## THE REQUEST
Update the lines from the line with "Patent image size: (823, 575)." up to and including the line with "The bus slots 28 is at (545, 342)." by putting "equipment rack" in place of "communication rack". Write out only those lines, with everything else left unchanged.

## EXTRACTED ENTRIES
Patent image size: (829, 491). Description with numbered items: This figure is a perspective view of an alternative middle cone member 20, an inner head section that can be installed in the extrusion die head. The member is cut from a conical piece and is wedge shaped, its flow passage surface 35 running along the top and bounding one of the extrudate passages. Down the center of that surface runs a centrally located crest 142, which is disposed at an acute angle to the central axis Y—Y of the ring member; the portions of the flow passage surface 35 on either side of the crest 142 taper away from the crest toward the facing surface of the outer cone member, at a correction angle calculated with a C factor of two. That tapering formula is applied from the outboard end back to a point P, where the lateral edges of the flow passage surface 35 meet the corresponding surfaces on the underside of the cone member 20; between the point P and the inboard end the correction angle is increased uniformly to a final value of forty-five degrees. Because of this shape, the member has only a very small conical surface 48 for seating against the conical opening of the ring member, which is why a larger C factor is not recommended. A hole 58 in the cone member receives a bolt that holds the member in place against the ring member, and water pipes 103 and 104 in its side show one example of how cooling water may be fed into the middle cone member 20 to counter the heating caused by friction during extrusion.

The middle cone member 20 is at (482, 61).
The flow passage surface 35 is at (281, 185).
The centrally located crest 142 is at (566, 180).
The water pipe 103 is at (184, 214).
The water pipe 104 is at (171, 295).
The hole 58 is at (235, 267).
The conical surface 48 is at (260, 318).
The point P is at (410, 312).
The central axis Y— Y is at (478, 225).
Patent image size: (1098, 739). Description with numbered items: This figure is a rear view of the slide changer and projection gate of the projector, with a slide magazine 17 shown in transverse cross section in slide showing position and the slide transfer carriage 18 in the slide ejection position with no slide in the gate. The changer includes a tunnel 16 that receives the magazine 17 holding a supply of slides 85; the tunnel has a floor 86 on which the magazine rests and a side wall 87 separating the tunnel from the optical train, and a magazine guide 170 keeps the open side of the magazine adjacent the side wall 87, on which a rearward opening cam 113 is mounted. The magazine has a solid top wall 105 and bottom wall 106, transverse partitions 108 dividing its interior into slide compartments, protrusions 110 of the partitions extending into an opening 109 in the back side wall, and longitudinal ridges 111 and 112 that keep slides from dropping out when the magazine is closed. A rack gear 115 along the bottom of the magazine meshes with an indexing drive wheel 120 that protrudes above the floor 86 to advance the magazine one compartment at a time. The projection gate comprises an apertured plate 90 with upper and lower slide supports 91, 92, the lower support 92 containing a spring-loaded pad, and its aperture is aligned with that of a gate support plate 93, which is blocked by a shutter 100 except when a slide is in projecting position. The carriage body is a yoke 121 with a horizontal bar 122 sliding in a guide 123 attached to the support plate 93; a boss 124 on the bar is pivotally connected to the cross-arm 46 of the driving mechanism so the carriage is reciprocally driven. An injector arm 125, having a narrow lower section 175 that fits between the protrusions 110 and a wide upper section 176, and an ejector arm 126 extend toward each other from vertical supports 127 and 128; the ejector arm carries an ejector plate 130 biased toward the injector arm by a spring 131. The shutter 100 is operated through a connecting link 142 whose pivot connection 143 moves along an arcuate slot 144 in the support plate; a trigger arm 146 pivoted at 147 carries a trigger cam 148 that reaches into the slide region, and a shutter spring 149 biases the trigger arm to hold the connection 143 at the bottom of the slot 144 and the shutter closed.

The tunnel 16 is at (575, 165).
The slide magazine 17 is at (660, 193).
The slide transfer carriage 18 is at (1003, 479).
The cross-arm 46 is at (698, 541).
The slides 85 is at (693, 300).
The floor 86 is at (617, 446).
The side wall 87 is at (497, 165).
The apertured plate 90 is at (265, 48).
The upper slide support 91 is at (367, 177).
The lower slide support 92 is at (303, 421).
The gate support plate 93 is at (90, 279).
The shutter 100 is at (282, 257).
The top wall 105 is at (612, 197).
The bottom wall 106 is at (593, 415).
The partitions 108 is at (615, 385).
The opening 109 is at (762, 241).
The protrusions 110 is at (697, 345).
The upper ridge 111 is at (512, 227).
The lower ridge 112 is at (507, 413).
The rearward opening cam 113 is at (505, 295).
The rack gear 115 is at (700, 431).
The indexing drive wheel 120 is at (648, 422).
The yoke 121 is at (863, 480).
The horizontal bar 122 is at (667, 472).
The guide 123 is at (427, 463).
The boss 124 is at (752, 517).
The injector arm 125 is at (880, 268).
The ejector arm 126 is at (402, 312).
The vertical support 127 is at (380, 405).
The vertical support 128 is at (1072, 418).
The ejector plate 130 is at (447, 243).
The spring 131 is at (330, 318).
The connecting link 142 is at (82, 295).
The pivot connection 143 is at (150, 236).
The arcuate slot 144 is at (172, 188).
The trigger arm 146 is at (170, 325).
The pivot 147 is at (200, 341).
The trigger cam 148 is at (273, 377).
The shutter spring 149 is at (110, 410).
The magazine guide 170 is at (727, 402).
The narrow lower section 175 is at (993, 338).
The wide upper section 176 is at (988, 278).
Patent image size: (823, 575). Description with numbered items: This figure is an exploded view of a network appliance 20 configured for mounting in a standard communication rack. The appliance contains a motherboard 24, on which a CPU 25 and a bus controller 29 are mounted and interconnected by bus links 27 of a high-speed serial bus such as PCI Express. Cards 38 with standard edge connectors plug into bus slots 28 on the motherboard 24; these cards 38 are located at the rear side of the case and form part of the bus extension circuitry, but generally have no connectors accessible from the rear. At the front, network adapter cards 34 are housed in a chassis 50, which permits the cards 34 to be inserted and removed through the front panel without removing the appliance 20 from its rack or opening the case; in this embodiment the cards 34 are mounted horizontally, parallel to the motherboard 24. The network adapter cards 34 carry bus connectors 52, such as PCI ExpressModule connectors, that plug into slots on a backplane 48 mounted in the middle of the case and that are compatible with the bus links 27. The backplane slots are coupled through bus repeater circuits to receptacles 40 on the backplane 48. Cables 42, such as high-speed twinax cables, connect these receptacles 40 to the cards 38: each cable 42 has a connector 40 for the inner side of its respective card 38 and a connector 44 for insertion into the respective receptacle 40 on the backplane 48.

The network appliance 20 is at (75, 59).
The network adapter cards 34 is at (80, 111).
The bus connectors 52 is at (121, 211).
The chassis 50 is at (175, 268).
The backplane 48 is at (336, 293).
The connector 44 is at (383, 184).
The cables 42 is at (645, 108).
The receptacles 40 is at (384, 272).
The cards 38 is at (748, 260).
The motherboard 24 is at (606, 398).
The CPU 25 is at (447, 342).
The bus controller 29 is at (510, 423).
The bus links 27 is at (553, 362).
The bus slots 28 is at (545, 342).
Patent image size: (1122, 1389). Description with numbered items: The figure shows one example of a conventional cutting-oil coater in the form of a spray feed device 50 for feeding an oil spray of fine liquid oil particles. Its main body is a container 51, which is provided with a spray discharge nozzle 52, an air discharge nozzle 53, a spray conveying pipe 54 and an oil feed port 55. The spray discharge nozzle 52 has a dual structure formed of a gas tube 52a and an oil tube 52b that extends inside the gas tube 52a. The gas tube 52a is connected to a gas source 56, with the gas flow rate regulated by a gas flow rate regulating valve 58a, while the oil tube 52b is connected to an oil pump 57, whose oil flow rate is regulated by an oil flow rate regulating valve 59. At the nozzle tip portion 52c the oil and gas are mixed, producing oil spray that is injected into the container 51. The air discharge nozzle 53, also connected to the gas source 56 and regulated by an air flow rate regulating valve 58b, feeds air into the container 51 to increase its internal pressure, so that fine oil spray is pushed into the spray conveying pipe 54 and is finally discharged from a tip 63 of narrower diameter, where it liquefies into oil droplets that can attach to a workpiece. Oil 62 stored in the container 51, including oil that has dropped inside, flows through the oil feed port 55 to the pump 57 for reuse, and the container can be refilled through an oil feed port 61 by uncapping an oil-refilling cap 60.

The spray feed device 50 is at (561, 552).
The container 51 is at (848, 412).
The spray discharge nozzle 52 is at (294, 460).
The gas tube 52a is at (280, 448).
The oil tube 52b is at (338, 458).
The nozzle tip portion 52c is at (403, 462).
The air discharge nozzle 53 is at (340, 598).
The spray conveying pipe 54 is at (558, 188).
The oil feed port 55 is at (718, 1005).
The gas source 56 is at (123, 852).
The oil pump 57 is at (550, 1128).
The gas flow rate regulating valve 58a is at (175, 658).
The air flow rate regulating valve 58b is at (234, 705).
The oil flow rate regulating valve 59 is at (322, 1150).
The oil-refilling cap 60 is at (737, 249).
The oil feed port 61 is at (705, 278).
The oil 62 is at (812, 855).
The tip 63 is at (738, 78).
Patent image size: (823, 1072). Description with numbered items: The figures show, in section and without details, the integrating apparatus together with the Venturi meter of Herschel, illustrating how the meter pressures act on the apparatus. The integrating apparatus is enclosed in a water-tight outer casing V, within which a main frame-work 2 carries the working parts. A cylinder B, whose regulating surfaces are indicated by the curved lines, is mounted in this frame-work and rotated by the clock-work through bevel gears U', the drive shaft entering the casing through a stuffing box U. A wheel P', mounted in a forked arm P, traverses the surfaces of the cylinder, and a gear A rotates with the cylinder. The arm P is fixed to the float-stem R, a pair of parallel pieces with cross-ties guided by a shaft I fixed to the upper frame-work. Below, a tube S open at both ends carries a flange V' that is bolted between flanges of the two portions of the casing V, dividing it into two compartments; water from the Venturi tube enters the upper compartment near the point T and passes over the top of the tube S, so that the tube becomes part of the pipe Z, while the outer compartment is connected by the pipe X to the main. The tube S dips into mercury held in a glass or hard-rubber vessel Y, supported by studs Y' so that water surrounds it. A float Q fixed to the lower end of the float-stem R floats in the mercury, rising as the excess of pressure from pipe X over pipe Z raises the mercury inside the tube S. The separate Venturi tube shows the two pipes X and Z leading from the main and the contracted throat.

## RESPONSE
Patent image size: (823, 575). Description with numbered items: This figure is an exploded view of a network appliance 20 configured for mounting in a standard equipment rack. The appliance contains a motherboard 24, on which a CPU 25 and a bus controller 29 are mounted and interconnected by bus links 27 of a high-speed serial bus such as PCI Express. Cards 38 with standard edge connectors plug into bus slots 28 on the motherboard 24; these cards 38 are located at the rear side of the case and form part of the bus extension circuitry, but generally have no connectors accessible from the rear. At the front, network adapter cards 34 are housed in a chassis 50, which permits the cards 34 to be inserted and removed through the front panel without removing the appliance 20 from its rack or opening the case; in this embodiment the cards 34 are mounted horizontally, parallel to the motherboard 24. The network adapter cards 34 carry bus connectors 52, such as PCI ExpressModule connectors, that plug into slots on a backplane 48 mounted in the middle of the case and that are compatible with the bus links 27. The backplane slots are coupled through bus repeater circuits to receptacles 40 on the backplane 48. Cables 42, such as high-speed twinax cables, connect these receptacles 40 to the cards 38: each cable 42 has a connector 40 for the inner side of its respective card 38 and a connector 44 for insertion into the respective receptacle 40 on the backplane 48.

The network appliance 20 is at (75, 59).
The network adapter cards 34 is at (80, 111).
The bus connectors 52 is at (121, 211).
The chassis 50 is at (175, 268).
The backplane 48 is at (336, 293).
The connector 44 is at (383, 184).
The cables 42 is at (645, 108).
The receptacles 40 is at (384, 272).
The cards 38 is at (748, 260).
The motherboard 24 is at (606, 398).
The CPU 25 is at (447, 342).
The bus controller 29 is at (510, 423).
The bus links 27 is at (553, 362).
The bus slots 28 is at (545, 342).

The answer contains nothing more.